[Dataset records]

============

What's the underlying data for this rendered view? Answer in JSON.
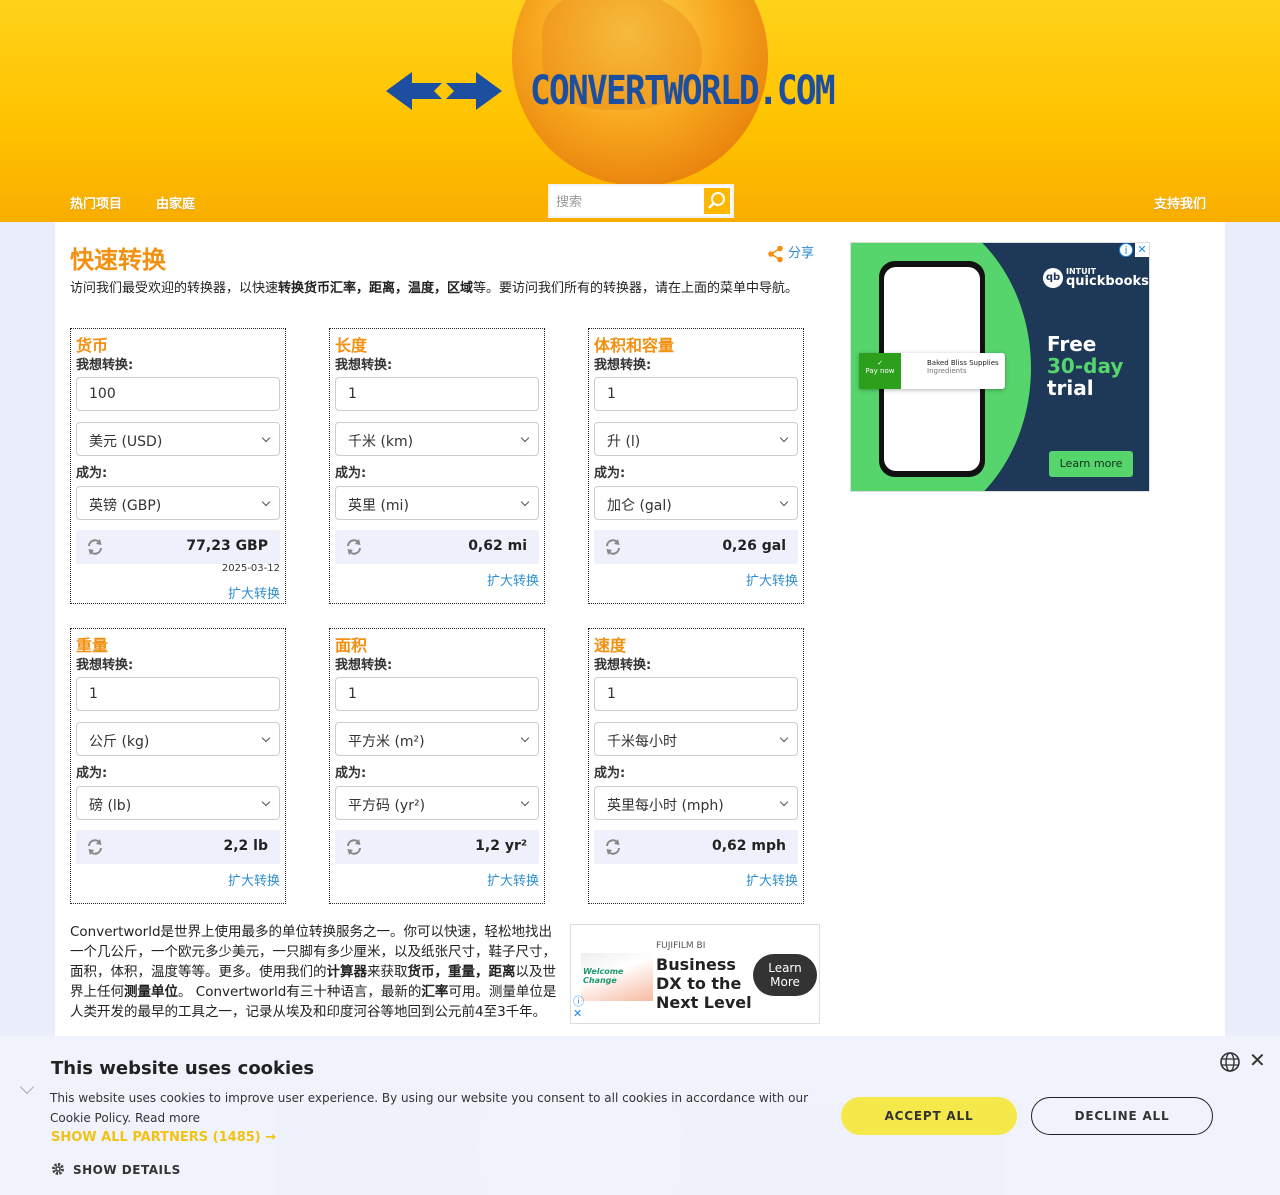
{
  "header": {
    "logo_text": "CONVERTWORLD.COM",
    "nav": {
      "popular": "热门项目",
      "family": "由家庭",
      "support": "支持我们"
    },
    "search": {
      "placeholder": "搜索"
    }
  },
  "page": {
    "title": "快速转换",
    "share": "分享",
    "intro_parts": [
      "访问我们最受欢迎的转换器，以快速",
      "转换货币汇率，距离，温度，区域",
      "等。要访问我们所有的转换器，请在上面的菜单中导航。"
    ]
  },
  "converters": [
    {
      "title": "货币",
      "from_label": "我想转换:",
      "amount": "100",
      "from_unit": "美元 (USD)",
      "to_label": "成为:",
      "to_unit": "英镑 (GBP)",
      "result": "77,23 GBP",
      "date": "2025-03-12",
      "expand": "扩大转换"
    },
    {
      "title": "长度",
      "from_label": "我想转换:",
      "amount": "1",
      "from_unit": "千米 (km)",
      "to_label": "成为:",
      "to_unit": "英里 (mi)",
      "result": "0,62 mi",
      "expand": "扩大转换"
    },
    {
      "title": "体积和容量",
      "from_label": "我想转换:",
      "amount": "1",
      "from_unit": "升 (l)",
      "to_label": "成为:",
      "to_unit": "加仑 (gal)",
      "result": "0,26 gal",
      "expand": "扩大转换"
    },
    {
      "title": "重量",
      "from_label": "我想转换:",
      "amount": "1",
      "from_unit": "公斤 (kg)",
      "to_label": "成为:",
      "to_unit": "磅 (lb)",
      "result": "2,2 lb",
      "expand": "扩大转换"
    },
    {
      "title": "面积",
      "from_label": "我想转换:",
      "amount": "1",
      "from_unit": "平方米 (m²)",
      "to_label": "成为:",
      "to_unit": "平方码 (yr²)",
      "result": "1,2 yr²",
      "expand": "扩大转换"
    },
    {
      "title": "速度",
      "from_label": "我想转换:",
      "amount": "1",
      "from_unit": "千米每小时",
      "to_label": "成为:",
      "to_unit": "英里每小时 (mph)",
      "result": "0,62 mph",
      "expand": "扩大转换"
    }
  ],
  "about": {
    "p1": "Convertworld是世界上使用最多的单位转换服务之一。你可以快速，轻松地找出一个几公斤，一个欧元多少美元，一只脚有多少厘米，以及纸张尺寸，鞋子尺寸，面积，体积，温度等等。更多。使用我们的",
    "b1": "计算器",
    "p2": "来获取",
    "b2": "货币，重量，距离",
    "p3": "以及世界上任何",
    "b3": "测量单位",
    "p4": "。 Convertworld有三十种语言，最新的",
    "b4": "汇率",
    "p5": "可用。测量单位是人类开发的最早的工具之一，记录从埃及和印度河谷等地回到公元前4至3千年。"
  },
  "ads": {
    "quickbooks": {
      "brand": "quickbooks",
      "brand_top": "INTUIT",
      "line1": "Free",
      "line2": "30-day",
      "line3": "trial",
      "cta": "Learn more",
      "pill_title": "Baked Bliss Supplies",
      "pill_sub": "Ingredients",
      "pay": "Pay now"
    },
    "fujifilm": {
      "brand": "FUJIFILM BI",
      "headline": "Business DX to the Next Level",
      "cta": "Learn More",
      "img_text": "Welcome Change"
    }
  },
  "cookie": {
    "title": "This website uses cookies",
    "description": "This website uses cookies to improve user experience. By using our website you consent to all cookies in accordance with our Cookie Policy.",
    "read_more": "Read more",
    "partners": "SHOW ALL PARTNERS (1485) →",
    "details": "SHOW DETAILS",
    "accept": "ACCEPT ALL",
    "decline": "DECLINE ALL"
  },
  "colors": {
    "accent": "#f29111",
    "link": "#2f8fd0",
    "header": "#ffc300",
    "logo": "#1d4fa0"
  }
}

============

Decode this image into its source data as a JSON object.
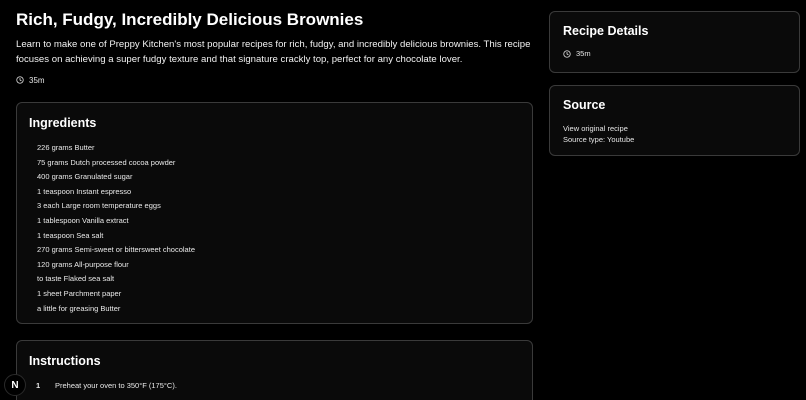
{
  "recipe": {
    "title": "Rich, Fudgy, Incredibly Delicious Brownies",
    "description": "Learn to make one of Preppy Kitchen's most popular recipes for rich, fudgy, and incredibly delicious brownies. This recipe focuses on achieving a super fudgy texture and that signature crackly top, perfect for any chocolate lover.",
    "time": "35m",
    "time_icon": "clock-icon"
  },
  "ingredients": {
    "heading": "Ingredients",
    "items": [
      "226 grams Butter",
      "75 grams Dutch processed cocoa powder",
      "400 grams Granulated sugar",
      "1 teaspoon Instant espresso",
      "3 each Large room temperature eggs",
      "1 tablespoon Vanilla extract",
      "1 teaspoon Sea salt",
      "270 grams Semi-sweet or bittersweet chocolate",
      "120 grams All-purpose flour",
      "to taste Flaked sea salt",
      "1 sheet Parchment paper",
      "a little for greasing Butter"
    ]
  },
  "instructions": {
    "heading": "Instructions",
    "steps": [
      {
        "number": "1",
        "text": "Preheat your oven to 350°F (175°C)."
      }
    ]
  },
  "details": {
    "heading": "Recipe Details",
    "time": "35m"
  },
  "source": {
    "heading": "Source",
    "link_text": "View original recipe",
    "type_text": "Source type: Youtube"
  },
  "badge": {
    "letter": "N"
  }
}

============

Given request >> Provide the number of lines in the entries that include "grams", and no other text.

Finished task >> 5